═════ Source material
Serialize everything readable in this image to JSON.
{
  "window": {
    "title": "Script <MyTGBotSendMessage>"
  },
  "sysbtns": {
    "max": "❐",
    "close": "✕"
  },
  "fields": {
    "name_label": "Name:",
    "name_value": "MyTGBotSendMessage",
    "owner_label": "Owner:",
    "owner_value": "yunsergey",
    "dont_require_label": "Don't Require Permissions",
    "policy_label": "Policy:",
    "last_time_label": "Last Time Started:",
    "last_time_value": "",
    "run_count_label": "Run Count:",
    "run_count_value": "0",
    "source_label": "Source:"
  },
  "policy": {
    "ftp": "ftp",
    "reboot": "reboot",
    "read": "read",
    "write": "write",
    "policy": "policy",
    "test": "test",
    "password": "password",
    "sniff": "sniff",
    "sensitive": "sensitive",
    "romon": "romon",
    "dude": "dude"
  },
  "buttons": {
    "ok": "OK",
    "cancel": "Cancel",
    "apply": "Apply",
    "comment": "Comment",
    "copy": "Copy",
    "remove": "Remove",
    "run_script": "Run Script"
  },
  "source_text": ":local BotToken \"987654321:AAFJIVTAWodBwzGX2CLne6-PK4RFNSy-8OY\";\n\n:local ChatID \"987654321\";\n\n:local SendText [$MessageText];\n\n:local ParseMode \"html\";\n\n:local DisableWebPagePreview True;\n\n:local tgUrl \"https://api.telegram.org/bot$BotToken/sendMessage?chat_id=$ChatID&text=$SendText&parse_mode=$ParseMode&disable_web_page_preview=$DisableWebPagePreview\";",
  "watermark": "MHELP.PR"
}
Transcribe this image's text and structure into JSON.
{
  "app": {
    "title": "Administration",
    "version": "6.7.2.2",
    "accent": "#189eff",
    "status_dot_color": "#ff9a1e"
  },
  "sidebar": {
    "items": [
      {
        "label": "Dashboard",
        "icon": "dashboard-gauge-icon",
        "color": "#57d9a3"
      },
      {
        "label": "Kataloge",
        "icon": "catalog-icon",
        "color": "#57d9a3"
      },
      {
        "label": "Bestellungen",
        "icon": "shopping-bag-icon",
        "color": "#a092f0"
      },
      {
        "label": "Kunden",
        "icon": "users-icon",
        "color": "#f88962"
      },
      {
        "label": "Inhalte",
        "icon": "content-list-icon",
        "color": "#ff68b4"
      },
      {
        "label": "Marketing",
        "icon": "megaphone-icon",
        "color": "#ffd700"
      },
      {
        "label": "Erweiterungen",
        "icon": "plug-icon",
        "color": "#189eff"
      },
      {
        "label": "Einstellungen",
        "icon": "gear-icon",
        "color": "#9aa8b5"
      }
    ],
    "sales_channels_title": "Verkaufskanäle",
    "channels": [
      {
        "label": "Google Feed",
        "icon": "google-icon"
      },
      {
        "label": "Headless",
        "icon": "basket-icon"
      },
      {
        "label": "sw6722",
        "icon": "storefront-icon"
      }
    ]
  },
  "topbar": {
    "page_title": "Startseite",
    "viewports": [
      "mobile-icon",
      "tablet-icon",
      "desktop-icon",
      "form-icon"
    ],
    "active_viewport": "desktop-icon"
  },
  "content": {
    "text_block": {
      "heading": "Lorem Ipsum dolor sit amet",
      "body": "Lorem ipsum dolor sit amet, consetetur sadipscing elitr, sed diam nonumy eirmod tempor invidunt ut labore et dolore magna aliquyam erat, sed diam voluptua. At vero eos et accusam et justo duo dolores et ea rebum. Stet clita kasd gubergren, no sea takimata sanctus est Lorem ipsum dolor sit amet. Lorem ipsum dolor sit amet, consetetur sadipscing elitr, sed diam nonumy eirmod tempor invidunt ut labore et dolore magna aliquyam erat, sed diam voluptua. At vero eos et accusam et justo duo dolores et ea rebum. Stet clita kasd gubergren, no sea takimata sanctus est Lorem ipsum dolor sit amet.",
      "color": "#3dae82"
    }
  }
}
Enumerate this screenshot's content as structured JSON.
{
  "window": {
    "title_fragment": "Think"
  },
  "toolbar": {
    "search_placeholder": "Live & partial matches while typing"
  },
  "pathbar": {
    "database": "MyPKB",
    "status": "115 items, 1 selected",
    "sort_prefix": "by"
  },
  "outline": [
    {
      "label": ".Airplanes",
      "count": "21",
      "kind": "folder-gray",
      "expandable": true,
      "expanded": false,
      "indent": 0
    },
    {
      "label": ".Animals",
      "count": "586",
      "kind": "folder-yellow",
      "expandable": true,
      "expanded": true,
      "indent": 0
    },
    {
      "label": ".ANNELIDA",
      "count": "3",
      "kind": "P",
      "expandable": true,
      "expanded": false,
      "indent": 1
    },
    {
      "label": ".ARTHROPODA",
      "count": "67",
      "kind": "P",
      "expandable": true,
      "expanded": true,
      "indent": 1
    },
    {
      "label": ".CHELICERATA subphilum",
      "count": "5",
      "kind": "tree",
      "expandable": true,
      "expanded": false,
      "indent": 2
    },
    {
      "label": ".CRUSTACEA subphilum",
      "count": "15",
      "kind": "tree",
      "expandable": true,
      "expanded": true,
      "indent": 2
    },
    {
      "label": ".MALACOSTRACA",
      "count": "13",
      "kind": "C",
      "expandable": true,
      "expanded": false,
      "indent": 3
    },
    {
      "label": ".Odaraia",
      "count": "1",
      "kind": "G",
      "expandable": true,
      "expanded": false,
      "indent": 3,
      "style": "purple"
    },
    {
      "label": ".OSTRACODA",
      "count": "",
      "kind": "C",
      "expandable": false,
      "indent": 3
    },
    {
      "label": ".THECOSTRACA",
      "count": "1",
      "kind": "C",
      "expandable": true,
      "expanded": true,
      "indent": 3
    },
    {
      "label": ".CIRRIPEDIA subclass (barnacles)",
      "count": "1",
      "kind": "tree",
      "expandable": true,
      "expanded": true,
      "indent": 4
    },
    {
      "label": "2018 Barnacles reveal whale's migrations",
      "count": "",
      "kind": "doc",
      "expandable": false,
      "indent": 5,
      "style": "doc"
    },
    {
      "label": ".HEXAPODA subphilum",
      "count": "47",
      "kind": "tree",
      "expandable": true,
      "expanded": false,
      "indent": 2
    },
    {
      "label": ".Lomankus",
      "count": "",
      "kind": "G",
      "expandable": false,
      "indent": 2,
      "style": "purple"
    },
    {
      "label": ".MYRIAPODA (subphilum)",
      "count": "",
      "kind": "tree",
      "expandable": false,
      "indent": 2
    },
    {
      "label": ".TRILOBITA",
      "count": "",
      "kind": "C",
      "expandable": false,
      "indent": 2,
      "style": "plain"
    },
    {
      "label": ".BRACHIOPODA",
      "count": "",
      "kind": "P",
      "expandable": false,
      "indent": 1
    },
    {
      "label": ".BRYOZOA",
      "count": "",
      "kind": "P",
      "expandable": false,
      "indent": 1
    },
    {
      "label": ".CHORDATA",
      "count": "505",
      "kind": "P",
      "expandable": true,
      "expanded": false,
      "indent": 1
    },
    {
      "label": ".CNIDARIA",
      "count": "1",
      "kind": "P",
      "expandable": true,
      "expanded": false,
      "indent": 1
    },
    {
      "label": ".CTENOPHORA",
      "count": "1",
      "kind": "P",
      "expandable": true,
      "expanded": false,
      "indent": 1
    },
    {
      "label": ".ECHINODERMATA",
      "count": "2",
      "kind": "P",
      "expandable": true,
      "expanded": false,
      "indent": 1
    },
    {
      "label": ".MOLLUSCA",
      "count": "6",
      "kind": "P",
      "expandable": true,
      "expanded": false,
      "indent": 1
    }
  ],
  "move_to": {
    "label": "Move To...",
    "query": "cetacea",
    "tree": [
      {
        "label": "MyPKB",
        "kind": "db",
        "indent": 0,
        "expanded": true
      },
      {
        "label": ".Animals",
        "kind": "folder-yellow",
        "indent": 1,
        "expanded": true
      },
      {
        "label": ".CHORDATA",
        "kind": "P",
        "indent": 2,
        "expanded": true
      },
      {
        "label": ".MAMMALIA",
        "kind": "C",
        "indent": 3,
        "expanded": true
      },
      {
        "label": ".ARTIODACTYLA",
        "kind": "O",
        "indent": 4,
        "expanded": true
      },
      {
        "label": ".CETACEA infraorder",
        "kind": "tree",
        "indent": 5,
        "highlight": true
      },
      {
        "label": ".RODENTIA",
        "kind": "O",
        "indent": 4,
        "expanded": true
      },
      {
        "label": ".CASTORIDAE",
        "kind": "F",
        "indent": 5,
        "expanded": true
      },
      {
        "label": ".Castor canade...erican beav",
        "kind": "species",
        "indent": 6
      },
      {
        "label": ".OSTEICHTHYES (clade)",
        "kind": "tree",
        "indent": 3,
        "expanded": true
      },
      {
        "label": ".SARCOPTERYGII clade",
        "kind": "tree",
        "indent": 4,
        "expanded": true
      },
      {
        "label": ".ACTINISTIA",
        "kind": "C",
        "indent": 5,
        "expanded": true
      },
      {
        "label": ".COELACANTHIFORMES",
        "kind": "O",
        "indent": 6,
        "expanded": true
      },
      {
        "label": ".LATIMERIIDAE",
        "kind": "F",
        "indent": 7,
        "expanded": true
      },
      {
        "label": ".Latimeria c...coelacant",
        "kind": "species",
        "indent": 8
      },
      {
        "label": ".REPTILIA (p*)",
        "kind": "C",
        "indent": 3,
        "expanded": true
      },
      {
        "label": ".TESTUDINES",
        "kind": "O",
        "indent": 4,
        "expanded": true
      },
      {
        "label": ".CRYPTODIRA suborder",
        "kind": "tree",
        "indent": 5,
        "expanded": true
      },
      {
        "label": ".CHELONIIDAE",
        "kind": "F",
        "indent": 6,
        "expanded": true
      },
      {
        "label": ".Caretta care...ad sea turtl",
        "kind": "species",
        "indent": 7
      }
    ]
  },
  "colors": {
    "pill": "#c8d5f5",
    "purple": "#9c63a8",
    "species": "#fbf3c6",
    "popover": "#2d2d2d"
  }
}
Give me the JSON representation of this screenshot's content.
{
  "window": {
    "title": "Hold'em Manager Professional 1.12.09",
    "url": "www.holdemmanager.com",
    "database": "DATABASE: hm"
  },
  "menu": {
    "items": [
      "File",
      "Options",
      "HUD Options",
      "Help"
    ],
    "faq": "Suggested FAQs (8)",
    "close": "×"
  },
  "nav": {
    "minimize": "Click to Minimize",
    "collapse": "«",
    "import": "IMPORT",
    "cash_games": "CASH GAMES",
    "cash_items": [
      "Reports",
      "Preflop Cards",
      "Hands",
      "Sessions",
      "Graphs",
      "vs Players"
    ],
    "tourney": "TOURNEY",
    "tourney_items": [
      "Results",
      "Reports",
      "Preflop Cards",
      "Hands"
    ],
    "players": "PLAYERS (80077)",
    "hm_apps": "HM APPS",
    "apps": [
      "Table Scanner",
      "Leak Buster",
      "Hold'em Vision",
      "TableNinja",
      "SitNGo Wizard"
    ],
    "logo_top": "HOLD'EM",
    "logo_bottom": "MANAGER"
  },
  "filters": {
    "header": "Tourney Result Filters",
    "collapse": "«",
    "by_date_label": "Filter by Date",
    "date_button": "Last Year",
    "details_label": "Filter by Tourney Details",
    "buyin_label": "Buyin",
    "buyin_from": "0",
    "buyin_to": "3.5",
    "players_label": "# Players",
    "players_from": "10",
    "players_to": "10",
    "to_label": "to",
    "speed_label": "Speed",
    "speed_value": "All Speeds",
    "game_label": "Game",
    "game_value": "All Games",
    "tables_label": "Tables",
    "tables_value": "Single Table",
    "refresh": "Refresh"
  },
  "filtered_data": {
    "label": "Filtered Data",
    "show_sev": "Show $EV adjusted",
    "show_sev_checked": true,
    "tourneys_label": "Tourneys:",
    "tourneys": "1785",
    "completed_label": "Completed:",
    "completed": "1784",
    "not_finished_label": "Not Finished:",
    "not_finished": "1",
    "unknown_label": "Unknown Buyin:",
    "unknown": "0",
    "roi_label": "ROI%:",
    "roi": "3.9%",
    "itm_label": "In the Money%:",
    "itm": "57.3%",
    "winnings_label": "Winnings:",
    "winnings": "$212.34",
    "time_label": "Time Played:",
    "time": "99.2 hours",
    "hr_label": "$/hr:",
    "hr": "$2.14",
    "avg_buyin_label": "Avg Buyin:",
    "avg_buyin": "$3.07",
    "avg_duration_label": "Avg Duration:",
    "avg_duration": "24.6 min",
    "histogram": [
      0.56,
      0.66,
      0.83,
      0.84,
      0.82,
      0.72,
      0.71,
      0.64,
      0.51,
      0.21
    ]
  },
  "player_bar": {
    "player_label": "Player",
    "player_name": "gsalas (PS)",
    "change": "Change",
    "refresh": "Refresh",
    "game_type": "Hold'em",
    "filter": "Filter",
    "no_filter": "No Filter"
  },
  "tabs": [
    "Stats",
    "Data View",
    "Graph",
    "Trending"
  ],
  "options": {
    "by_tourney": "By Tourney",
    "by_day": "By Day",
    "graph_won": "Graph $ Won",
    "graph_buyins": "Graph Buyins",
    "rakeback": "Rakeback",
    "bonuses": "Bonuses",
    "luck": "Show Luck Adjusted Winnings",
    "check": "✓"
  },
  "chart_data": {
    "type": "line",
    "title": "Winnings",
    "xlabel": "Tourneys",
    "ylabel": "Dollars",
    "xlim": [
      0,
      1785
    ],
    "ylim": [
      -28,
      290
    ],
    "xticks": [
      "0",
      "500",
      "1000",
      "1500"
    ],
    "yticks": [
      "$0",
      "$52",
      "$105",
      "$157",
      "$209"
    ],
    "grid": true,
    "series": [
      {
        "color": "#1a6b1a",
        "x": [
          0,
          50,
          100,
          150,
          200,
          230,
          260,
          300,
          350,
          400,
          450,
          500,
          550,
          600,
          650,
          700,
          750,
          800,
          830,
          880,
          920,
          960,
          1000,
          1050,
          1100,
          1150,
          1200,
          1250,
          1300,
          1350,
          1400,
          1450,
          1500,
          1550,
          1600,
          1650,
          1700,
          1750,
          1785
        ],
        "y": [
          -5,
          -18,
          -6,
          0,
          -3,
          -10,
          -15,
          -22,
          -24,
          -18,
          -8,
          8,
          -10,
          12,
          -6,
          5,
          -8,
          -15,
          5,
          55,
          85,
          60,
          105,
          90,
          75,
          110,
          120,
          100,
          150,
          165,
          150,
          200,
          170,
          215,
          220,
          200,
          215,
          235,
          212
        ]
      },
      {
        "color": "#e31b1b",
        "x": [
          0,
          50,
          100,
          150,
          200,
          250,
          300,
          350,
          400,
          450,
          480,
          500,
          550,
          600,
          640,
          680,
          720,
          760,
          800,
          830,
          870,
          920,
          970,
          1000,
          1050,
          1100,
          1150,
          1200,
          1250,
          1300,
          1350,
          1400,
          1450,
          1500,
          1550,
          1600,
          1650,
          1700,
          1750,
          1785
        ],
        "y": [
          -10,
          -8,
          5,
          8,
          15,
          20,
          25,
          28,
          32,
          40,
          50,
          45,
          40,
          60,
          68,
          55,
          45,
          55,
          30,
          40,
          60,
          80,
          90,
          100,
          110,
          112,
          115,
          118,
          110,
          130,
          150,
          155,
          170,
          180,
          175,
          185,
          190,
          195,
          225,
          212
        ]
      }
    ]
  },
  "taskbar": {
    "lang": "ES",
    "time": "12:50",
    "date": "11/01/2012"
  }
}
══════════
▸ **Problem to work on**: Make a list of all lines in the data that contain "yellow".

▸ **Written answer**:
      "kind": "folder-yellow",
        "kind": "folder-yellow",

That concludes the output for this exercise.